Análise do Filme: A Insustentável Leveza do Ser. (1988)

Critica de Filmes

Dirigido por Philip Kaufman e estrelado por Juliette Binoche, Lena Olin, Daniel Day-Lewis, Erland Josephson, Stellan Skarsgård, Donald Moffat e Daniel Olbrychski.

A Insustentável Leveza do ser é baseada no romance de Milan Kundera com o mesmo nome e que foi publicado originalmente em 1984.

Ambientado na Tchecoslováqui dos anos 1960, em meia às políticas tensas da Primavera de Praga. A trama segue Tomás (Daniel Day-Lewis). Ele é um cirurgião e um intelectual theco, protagonista central da narrativa. Ele é um mulherengo nato e conhecido por sua intensa atividade sexual extraconjugal.

Tomás distingue sexo do amor e mantém múltiplos relacionamentos. Convencido que vive sua vida com a filosofia da “leveza” e evita compromissos, responsabilidades e qualquer laço emocional profundo.

As coisas começam a mudar quando Tomás conhece Tereza (Juliette Binoche), uma jovem garçonete sensível, frágil e intensamente apaixonada.

== Tarefa ==
Reescreva o trecho da análise do filme que vai de "Tomás distingue sexo" até "laço emocional profundo.", trocando "compromissos" por "obrigações".

== Material fornecido ==
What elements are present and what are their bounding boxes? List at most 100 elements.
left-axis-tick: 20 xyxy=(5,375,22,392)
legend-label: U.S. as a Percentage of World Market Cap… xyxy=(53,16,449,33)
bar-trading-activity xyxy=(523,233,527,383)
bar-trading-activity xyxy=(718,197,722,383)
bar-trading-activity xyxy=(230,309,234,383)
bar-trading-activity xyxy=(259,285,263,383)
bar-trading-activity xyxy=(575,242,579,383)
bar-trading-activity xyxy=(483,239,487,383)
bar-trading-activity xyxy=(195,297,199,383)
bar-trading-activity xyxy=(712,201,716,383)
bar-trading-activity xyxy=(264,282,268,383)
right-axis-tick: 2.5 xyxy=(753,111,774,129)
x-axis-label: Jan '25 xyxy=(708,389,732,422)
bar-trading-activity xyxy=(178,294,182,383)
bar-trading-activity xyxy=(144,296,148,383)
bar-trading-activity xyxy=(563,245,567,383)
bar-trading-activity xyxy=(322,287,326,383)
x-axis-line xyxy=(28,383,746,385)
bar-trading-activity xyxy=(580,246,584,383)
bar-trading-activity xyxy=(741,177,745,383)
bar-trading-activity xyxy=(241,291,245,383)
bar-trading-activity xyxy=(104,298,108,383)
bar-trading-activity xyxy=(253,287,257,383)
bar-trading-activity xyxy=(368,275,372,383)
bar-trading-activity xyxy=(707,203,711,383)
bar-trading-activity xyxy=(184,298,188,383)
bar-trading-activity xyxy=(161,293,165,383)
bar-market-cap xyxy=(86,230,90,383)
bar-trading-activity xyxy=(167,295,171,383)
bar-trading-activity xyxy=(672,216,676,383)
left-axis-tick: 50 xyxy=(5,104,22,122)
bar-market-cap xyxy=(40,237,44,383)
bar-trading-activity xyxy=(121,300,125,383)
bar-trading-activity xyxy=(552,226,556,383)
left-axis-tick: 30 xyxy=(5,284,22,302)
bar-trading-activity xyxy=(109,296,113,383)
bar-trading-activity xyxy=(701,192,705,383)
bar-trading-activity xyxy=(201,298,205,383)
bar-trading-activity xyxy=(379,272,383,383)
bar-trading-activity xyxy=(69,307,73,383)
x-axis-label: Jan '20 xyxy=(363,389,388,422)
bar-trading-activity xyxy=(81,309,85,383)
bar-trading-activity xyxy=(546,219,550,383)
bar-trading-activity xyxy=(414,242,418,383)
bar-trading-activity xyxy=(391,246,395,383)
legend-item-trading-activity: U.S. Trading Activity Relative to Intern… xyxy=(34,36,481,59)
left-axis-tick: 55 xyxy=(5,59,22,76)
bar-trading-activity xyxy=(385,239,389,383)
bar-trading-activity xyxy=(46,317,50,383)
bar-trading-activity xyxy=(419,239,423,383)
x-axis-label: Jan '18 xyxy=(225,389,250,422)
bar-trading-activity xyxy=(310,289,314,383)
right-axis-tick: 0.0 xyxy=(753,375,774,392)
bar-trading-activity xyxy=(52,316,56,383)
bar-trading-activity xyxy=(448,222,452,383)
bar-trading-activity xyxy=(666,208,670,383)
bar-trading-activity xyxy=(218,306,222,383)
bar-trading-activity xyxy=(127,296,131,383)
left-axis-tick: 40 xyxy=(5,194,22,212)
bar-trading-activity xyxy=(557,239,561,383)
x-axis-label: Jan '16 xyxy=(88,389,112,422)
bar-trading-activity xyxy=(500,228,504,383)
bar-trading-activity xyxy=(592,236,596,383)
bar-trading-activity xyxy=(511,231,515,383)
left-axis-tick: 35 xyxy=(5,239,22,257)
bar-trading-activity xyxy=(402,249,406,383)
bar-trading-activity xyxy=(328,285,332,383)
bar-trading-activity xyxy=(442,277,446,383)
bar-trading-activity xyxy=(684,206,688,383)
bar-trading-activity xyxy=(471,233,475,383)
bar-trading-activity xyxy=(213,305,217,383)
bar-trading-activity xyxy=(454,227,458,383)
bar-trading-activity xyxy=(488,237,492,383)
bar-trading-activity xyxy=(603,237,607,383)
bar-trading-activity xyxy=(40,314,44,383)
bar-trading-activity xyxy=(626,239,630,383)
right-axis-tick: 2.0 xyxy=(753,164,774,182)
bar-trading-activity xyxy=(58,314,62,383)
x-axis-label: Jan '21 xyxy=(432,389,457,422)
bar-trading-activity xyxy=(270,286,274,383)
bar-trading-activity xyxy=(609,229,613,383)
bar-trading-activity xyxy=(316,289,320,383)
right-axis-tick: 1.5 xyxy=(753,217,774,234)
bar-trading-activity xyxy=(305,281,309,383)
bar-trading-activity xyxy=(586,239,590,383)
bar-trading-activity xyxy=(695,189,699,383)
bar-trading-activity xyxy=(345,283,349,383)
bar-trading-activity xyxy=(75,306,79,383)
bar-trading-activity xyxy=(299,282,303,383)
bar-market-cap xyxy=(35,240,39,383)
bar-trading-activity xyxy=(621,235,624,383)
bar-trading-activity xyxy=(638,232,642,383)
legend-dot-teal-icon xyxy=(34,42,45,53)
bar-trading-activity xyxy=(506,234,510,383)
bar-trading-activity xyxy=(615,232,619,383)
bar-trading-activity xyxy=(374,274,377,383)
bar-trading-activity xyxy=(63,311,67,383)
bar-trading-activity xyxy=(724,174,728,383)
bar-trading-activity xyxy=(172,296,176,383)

== Resposta ==
Tomás distingue sexo do amor e mantém múltiplos relacionamentos. Convencido que vive sua vida com a filosofia da “leveza” e evita obrigações, responsabilidades e qualquer laço emocional profundo.